(Recorded data)
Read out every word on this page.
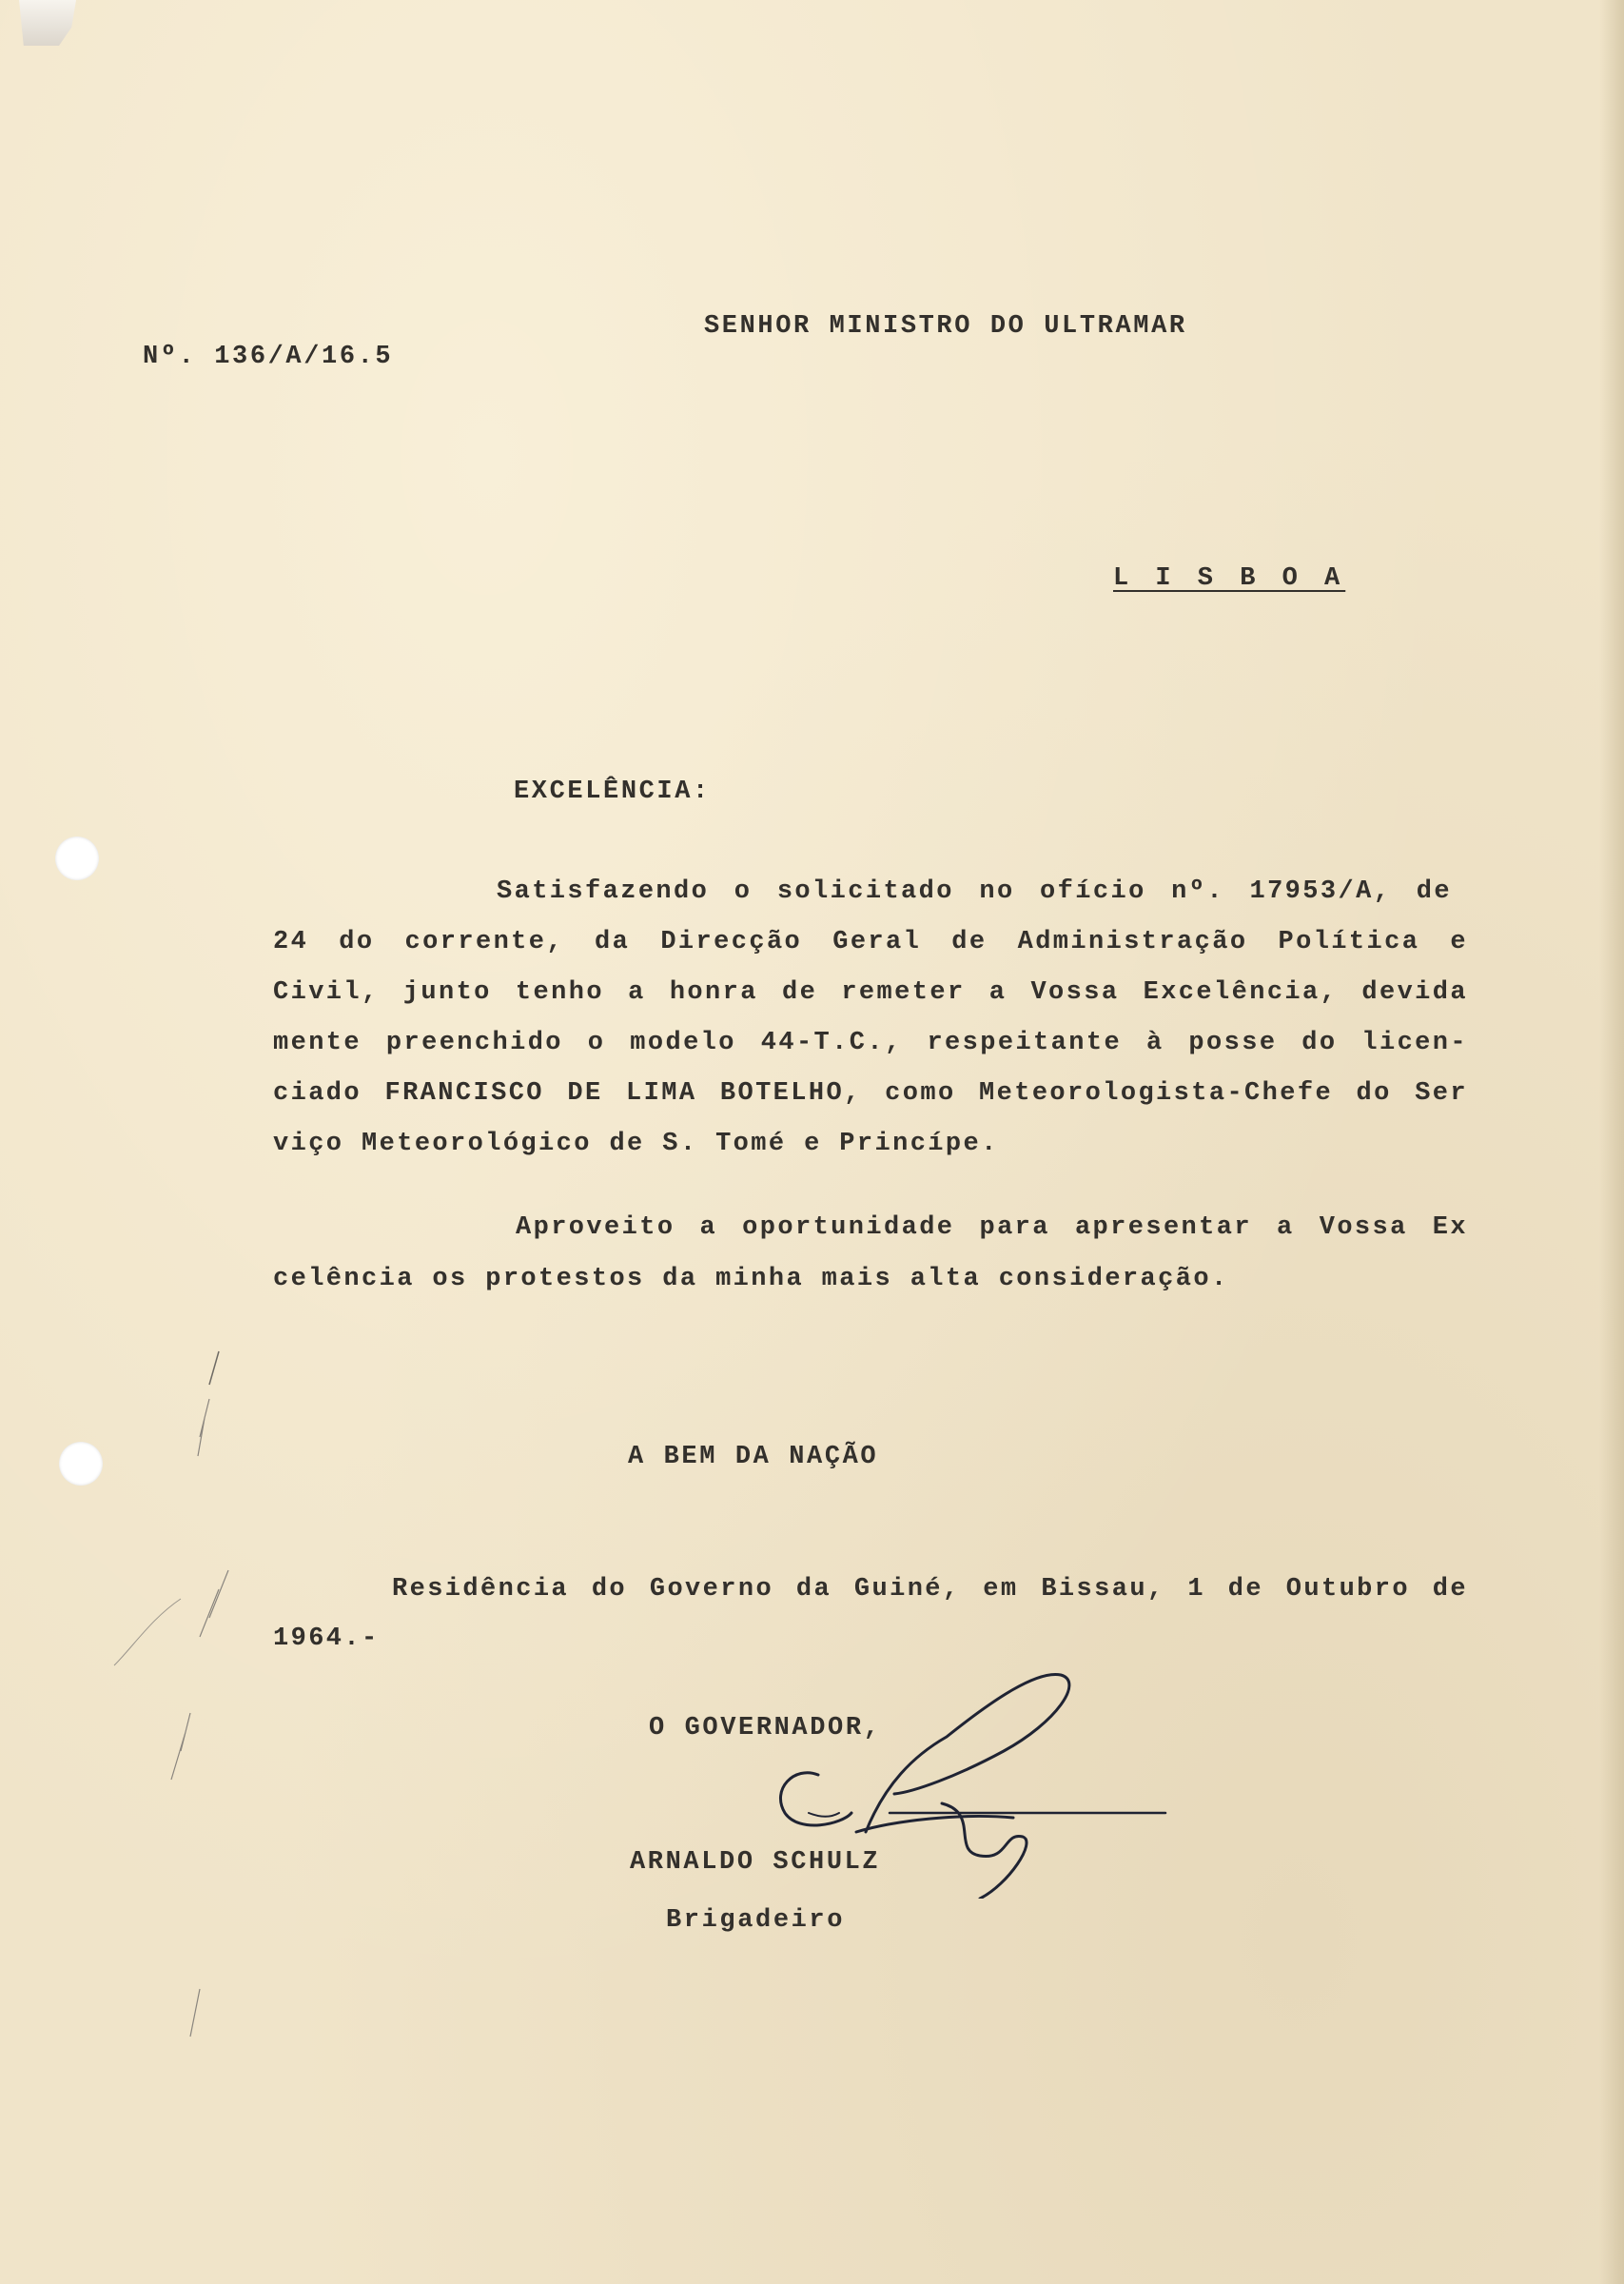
Nº. 136/A/16.5
SENHOR MINISTRO DO ULTRAMAR
L I S B O A
EXCELÊNCIA:
Satisfazendo o solicitado no ofício nº. 17953/A, de
24 do corrente, da Direcção Geral de Administração Política e
Civil, junto tenho a honra de remeter a Vossa Excelência, devida
mente preenchido o modelo 44-T.C., respeitante à posse do licen-
ciado FRANCISCO DE LIMA BOTELHO, como Meteorologista-Chefe do Ser
viço Meteorológico de S. Tomé e Princípe.
Aproveito a oportunidade para apresentar a Vossa Ex
celência os protestos da minha mais alta consideração.
A BEM DA NAÇÃO
Residência do Governo da Guiné, em Bissau, 1 de Outubro de
1964.-
O GOVERNADOR,
ARNALDO SCHULZ
Brigadeiro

Problem statement — Look through the entries above; copy each line where the string "Vossa" appears.

Reply to the task —
Civil, junto tenho a honra de remeter a Vossa Excelência, devida
Aproveito a oportunidade para apresentar a Vossa Ex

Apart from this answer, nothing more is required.